■ **Listed entries**:
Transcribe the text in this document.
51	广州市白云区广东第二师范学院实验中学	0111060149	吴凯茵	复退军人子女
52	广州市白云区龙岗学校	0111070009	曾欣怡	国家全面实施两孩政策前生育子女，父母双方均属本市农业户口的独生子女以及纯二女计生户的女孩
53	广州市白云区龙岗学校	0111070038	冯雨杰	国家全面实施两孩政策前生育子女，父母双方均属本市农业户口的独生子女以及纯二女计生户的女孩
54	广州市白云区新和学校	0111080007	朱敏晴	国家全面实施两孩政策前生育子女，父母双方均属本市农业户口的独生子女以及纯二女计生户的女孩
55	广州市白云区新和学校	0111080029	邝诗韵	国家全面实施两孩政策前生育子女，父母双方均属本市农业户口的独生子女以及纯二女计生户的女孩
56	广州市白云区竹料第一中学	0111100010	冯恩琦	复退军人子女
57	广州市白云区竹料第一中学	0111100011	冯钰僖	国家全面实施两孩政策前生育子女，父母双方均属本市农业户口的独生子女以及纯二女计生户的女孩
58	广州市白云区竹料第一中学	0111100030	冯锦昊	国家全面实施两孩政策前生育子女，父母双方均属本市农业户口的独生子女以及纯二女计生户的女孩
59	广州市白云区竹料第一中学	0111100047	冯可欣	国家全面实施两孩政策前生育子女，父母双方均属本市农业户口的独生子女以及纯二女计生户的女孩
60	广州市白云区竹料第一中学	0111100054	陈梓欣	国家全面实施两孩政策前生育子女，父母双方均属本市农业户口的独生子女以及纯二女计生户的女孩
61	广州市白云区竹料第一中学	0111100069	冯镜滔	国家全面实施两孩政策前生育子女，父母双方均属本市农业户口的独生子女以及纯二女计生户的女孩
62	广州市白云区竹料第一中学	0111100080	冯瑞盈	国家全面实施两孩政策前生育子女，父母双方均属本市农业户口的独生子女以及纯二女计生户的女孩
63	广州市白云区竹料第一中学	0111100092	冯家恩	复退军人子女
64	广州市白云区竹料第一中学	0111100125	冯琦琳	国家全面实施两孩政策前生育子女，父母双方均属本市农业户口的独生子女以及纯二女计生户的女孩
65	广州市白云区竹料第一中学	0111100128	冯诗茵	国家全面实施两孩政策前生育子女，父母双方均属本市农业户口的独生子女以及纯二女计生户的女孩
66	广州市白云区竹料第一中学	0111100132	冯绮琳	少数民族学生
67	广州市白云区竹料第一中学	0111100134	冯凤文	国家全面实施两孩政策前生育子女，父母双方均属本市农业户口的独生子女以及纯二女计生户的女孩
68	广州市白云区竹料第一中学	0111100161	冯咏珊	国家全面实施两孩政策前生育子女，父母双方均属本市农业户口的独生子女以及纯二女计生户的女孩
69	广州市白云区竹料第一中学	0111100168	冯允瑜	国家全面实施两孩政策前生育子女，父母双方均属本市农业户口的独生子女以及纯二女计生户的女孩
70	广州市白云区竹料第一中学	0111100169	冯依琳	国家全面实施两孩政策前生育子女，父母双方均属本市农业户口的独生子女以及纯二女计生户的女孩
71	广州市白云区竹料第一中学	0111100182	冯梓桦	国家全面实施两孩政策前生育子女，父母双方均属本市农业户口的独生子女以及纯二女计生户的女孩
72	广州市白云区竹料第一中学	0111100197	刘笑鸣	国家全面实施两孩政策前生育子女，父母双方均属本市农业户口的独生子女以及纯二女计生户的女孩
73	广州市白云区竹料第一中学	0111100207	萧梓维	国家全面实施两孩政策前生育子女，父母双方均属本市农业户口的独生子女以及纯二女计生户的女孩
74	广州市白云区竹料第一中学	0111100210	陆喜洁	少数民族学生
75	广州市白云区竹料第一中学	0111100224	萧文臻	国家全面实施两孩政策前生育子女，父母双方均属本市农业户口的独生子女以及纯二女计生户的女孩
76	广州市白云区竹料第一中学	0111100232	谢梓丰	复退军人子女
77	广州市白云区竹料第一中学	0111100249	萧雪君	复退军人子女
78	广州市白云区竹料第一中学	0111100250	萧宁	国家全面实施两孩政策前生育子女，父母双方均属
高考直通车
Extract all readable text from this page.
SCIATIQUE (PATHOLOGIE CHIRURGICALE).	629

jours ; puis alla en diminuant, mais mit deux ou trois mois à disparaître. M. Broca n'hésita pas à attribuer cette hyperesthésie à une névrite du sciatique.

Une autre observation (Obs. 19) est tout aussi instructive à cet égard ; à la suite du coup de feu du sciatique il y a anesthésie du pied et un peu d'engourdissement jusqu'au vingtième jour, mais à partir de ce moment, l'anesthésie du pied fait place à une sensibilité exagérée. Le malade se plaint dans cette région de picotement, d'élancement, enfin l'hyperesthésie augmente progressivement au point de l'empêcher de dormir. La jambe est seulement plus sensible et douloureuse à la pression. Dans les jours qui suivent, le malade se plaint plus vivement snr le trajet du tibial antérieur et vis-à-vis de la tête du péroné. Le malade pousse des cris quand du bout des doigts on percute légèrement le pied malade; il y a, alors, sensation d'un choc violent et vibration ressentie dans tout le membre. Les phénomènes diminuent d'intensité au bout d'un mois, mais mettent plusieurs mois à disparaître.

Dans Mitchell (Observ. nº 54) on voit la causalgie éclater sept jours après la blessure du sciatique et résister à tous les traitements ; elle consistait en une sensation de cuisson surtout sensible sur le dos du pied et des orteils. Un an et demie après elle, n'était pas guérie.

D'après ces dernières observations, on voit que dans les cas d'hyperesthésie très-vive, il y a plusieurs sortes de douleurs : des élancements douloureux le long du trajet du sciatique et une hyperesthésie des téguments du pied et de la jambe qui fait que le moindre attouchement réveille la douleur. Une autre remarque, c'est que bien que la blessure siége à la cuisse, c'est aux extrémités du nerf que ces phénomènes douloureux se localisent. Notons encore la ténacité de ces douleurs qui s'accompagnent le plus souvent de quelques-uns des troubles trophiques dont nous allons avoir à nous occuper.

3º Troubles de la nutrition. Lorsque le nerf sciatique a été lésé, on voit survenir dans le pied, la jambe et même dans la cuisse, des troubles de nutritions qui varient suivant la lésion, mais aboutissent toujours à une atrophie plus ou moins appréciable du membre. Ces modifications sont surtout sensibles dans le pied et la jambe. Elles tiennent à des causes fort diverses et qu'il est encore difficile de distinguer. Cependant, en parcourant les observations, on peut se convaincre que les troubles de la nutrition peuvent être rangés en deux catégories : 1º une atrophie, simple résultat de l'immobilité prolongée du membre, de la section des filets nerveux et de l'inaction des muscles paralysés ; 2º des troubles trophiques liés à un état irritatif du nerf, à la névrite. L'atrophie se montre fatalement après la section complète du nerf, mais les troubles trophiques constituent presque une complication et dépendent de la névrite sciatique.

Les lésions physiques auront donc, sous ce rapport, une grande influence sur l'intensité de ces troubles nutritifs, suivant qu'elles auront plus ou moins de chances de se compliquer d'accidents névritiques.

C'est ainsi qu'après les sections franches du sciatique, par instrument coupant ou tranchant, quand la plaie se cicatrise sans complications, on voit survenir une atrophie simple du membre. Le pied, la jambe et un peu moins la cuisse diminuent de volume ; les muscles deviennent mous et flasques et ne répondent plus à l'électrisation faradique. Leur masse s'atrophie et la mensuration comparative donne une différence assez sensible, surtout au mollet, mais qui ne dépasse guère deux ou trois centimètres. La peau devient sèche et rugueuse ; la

■ **Written task**:
The entries above should be repeated exactly, every one of them.

■ **Output for this task**:
Transcribe the text in this document.
51	广州市白云区广东第二师范学院实验中学	0111060149	吴凯茵	复退军人子女
52	广州市白云区龙岗学校	0111070009	曾欣怡	国家全面实施两孩政策前生育子女，父母双方均属本市农业户口的独生子女以及纯二女计生户的女孩
53	广州市白云区龙岗学校	0111070038	冯雨杰	国家全面实施两孩政策前生育子女，父母双方均属本市农业户口的独生子女以及纯二女计生户的女孩
54	广州市白云区新和学校	0111080007	朱敏晴	国家全面实施两孩政策前生育子女，父母双方均属本市农业户口的独生子女以及纯二女计生户的女孩
55	广州市白云区新和学校	0111080029	邝诗韵	国家全面实施两孩政策前生育子女，父母双方均属本市农业户口的独生子女以及纯二女计生户的女孩
56	广州市白云区竹料第一中学	0111100010	冯恩琦	复退军人子女
57	广州市白云区竹料第一中学	0111100011	冯钰僖	国家全面实施两孩政策前生育子女，父母双方均属本市农业户口的独生子女以及纯二女计生户的女孩
58	广州市白云区竹料第一中学	0111100030	冯锦昊	国家全面实施两孩政策前生育子女，父母双方均属本市农业户口的独生子女以及纯二女计生户的女孩
59	广州市白云区竹料第一中学	0111100047	冯可欣	国家全面实施两孩政策前生育子女，父母双方均属本市农业户口的独生子女以及纯二女计生户的女孩
60	广州市白云区竹料第一中学	0111100054	陈梓欣	国家全面实施两孩政策前生育子女，父母双方均属本市农业户口的独生子女以及纯二女计生户的女孩
61	广州市白云区竹料第一中学	0111100069	冯镜滔	国家全面实施两孩政策前生育子女，父母双方均属本市农业户口的独生子女以及纯二女计生户的女孩
62	广州市白云区竹料第一中学	0111100080	冯瑞盈	国家全面实施两孩政策前生育子女，父母双方均属本市农业户口的独生子女以及纯二女计生户的女孩
63	广州市白云区竹料第一中学	0111100092	冯家恩	复退军人子女
64	广州市白云区竹料第一中学	0111100125	冯琦琳	国家全面实施两孩政策前生育子女，父母双方均属本市农业户口的独生子女以及纯二女计生户的女孩
65	广州市白云区竹料第一中学	0111100128	冯诗茵	国家全面实施两孩政策前生育子女，父母双方均属本市农业户口的独生子女以及纯二女计生户的女孩
66	广州市白云区竹料第一中学	0111100132	冯绮琳	少数民族学生
67	广州市白云区竹料第一中学	0111100134	冯凤文	国家全面实施两孩政策前生育子女，父母双方均属本市农业户口的独生子女以及纯二女计生户的女孩
68	广州市白云区竹料第一中学	0111100161	冯咏珊	国家全面实施两孩政策前生育子女，父母双方均属本市农业户口的独生子女以及纯二女计生户的女孩
69	广州市白云区竹料第一中学	0111100168	冯允瑜	国家全面实施两孩政策前生育子女，父母双方均属本市农业户口的独生子女以及纯二女计生户的女孩
70	广州市白云区竹料第一中学	0111100169	冯依琳	国家全面实施两孩政策前生育子女，父母双方均属本市农业户口的独生子女以及纯二女计生户的女孩
71	广州市白云区竹料第一中学	0111100182	冯梓桦	国家全面实施两孩政策前生育子女，父母双方均属本市农业户口的独生子女以及纯二女计生户的女孩
72	广州市白云区竹料第一中学	0111100197	刘笑鸣	国家全面实施两孩政策前生育子女，父母双方均属本市农业户口的独生子女以及纯二女计生户的女孩
73	广州市白云区竹料第一中学	0111100207	萧梓维	国家全面实施两孩政策前生育子女，父母双方均属本市农业户口的独生子女以及纯二女计生户的女孩
74	广州市白云区竹料第一中学	0111100210	陆喜洁	少数民族学生
75	广州市白云区竹料第一中学	0111100224	萧文臻	国家全面实施两孩政策前生育子女，父母双方均属本市农业户口的独生子女以及纯二女计生户的女孩
76	广州市白云区竹料第一中学	0111100232	谢梓丰	复退军人子女
77	广州市白云区竹料第一中学	0111100249	萧雪君	复退军人子女
78	广州市白云区竹料第一中学	0111100250	萧宁	国家全面实施两孩政策前生育子女，父母双方均属
高考直通车
Extract all readable text from this page.
SCIATIQUE (PATHOLOGIE CHIRURGICALE).	629

jours ; puis alla en diminuant, mais mit deux ou trois mois à disparaître. M. Broca n'hésita pas à attribuer cette hyperesthésie à une névrite du sciatique.

Une autre observation (Obs. 19) est tout aussi instructive à cet égard ; à la suite du coup de feu du sciatique il y a anesthésie du pied et un peu d'engourdissement jusqu'au vingtième jour, mais à partir de ce moment, l'anesthésie du pied fait place à une sensibilité exagérée. Le malade se plaint dans cette région de picotement, d'élancement, enfin l'hyperesthésie augmente progressivement au point de l'empêcher de dormir. La jambe est seulement plus sensible et douloureuse à la pression. Dans les jours qui suivent, le malade se plaint plus vivement snr le trajet du tibial antérieur et vis-à-vis de la tête du péroné. Le malade pousse des cris quand du bout des doigts on percute légèrement le pied malade; il y a, alors, sensation d'un choc violent et vibration ressentie dans tout le membre. Les phénomènes diminuent d'intensité au bout d'un mois, mais mettent plusieurs mois à disparaître.

Dans Mitchell (Observ. nº 54) on voit la causalgie éclater sept jours après la blessure du sciatique et résister à tous les traitements ; elle consistait en une sensation de cuisson surtout sensible sur le dos du pied et des orteils. Un an et demie après elle, n'était pas guérie.

D'après ces dernières observations, on voit que dans les cas d'hyperesthésie très-vive, il y a plusieurs sortes de douleurs : des élancements douloureux le long du trajet du sciatique et une hyperesthésie des téguments du pied et de la jambe qui fait que le moindre attouchement réveille la douleur. Une autre remarque, c'est que bien que la blessure siége à la cuisse, c'est aux extrémités du nerf que ces phénomènes douloureux se localisent. Notons encore la ténacité de ces douleurs qui s'accompagnent le plus souvent de quelques-uns des troubles trophiques dont nous allons avoir à nous occuper.

3º Troubles de la nutrition. Lorsque le nerf sciatique a été lésé, on voit survenir dans le pied, la jambe et même dans la cuisse, des troubles de nutritions qui varient suivant la lésion, mais aboutissent toujours à une atrophie plus ou moins appréciable du membre. Ces modifications sont surtout sensibles dans le pied et la jambe. Elles tiennent à des causes fort diverses et qu'il est encore difficile de distinguer. Cependant, en parcourant les observations, on peut se convaincre que les troubles de la nutrition peuvent être rangés en deux catégories : 1º une atrophie, simple résultat de l'immobilité prolongée du membre, de la section des filets nerveux et de l'inaction des muscles paralysés ; 2º des troubles trophiques liés à un état irritatif du nerf, à la névrite. L'atrophie se montre fatalement après la section complète du nerf, mais les troubles trophiques constituent presque une complication et dépendent de la névrite sciatique.

Les lésions physiques auront donc, sous ce rapport, une grande influence sur l'intensité de ces troubles nutritifs, suivant qu'elles auront plus ou moins de chances de se compliquer d'accidents névritiques.

C'est ainsi qu'après les sections franches du sciatique, par instrument coupant ou tranchant, quand la plaie se cicatrise sans complications, on voit survenir une atrophie simple du membre. Le pied, la jambe et un peu moins la cuisse diminuent de volume ; les muscles deviennent mous et flasques et ne répondent plus à l'électrisation faradique. Leur masse s'atrophie et la mensuration comparative donne une différence assez sensible, surtout au mollet, mais qui ne dépasse guère deux ou trois centimètres. La peau devient sèche et rugueuse ; la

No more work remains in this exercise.